■ **Data shown**
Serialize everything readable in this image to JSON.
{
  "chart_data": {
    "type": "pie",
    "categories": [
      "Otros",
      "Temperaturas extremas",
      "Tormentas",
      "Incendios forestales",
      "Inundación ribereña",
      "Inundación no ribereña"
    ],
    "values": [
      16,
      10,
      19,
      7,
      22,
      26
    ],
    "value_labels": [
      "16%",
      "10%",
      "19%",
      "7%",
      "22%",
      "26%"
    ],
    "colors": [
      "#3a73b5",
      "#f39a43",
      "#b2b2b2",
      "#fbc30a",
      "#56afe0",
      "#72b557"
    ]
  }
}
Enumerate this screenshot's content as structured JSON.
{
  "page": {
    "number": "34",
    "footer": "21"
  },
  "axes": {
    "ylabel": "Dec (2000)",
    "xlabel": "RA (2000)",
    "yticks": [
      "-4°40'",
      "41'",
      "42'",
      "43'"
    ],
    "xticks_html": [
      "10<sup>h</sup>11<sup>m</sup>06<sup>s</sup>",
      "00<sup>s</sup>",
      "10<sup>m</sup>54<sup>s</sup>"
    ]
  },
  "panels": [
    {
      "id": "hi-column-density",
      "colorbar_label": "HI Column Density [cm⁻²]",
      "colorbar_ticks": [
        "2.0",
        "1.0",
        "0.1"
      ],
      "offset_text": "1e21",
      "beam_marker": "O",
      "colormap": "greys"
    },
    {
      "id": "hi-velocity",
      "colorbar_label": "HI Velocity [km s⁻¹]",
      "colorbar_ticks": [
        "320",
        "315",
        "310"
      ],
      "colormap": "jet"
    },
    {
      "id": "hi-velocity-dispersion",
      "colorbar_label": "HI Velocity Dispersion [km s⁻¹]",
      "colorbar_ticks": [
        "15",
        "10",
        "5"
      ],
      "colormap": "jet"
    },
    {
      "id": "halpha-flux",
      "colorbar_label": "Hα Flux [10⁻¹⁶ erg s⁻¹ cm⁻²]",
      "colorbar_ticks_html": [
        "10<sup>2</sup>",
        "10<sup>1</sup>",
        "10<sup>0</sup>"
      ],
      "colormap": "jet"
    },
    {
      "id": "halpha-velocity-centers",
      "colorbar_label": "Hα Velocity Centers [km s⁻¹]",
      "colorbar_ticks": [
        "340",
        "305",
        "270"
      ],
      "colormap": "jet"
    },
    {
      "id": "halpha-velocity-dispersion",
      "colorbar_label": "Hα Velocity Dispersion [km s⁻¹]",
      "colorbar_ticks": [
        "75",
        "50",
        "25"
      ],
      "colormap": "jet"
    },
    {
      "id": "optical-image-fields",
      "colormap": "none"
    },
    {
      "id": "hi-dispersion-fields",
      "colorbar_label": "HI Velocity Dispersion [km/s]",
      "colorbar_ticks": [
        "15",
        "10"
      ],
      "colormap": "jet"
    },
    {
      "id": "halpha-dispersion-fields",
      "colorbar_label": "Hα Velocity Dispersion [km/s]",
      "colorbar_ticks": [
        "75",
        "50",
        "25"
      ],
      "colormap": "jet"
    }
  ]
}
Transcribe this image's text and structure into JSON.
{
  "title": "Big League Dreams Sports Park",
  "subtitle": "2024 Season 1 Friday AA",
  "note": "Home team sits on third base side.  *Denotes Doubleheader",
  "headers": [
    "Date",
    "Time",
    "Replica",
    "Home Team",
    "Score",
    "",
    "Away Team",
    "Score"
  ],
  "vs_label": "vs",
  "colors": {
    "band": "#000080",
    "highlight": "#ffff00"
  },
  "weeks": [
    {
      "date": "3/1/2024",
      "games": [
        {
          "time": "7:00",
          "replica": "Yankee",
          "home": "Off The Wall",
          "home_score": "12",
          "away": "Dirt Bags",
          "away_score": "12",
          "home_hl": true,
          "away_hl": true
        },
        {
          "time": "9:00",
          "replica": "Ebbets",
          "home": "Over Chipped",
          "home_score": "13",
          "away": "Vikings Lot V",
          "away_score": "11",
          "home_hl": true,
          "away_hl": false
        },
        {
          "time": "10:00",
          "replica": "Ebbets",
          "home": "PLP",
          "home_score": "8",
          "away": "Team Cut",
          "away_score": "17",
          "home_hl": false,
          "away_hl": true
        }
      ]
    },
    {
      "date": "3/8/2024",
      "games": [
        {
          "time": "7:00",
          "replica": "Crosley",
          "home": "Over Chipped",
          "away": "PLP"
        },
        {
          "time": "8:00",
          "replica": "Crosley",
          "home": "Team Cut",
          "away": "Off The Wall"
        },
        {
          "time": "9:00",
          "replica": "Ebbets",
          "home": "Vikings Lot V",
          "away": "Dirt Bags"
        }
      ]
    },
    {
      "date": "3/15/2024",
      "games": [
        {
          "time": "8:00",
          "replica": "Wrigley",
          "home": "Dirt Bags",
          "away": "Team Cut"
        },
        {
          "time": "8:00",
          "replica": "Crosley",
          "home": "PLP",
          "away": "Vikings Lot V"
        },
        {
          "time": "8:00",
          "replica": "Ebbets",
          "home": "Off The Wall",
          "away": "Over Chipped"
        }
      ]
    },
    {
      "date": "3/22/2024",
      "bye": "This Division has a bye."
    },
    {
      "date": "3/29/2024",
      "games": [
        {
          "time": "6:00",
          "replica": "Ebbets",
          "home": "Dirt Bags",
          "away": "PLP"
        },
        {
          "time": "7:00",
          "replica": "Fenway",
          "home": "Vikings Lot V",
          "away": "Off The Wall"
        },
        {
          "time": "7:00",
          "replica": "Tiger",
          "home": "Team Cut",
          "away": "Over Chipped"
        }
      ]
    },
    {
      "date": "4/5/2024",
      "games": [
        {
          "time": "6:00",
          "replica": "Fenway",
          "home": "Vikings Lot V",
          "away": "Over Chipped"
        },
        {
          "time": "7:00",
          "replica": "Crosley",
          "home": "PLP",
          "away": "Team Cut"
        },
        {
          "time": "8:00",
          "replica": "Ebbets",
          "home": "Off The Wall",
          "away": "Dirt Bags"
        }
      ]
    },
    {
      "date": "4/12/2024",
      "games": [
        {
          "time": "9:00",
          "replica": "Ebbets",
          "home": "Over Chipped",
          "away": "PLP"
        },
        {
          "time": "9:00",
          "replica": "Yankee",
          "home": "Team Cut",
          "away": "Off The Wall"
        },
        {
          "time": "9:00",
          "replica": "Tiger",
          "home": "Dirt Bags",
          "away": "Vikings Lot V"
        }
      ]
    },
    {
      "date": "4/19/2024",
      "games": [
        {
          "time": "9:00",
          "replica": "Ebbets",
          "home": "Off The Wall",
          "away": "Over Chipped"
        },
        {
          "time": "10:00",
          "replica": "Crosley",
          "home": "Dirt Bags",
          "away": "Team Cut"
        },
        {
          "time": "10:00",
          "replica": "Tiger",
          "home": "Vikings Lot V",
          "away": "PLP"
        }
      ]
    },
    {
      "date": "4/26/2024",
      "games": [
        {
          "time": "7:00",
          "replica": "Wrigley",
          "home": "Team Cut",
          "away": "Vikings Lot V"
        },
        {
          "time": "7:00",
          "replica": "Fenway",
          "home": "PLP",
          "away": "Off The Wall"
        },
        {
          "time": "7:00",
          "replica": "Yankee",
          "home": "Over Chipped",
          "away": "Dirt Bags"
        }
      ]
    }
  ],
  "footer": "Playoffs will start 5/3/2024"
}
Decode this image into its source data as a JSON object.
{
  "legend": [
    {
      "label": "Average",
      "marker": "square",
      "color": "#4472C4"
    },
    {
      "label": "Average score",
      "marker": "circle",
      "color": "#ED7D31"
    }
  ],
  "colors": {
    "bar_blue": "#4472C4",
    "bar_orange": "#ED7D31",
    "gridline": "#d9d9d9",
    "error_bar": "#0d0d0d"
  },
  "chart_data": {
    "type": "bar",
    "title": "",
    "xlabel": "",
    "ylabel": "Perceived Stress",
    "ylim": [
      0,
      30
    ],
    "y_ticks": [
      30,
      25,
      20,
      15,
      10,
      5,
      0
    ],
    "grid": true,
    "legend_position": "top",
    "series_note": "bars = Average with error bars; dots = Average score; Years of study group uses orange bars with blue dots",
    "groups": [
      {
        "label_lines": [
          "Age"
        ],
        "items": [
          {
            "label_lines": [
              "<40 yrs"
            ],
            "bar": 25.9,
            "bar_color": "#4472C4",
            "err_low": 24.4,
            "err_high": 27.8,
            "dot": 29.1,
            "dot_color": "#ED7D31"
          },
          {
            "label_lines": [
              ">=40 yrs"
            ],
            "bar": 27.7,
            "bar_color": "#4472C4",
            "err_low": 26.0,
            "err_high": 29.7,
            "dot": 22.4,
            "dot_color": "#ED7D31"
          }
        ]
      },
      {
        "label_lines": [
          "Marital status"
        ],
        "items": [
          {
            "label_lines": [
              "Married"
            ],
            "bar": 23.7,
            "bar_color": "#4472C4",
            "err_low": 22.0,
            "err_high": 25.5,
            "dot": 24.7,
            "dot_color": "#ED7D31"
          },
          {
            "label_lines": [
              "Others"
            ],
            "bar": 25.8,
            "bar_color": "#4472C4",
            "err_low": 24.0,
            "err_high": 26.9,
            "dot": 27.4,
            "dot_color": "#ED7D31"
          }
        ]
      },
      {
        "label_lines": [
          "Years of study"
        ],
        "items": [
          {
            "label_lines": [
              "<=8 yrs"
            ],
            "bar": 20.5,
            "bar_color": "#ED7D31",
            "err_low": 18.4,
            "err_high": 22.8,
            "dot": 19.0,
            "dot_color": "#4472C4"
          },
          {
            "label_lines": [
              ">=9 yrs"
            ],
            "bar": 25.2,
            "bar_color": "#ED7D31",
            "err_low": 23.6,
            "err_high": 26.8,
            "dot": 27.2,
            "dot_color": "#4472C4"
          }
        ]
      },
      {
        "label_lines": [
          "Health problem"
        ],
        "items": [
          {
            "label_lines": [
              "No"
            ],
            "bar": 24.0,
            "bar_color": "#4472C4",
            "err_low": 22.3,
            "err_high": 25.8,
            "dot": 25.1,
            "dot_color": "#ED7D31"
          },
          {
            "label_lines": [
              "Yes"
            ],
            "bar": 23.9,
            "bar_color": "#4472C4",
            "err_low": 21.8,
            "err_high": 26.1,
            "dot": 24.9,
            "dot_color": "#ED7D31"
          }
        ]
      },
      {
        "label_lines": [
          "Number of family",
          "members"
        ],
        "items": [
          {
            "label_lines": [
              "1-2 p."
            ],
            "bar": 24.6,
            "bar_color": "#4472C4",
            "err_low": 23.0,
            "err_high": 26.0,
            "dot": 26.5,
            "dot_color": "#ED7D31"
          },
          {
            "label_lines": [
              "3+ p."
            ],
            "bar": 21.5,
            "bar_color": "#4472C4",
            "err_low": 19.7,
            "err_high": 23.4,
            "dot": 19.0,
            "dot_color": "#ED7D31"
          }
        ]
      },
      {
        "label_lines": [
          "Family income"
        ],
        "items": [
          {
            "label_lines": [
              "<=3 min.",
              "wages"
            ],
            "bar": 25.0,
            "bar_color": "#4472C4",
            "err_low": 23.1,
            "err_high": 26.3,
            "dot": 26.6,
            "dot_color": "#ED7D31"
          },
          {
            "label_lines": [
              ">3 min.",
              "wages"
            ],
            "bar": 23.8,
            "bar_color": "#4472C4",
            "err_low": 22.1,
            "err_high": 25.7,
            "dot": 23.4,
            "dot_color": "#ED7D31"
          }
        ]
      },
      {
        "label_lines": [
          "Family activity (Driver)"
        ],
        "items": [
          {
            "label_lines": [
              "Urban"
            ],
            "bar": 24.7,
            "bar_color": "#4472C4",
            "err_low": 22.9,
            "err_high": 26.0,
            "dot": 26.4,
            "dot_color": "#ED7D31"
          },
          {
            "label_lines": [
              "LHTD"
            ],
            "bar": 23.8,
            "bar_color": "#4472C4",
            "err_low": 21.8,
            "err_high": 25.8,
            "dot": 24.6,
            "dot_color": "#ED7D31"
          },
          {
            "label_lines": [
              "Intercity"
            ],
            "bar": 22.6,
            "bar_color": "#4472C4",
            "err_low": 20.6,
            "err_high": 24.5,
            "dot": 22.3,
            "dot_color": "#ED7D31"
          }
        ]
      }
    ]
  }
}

■ **Written problem**
Identify each line in the records above that contains the word "Inundación", and copy it out in full.

■ **Exercise result**
      "Inundación ribereña",
      "Inundación no ribereña"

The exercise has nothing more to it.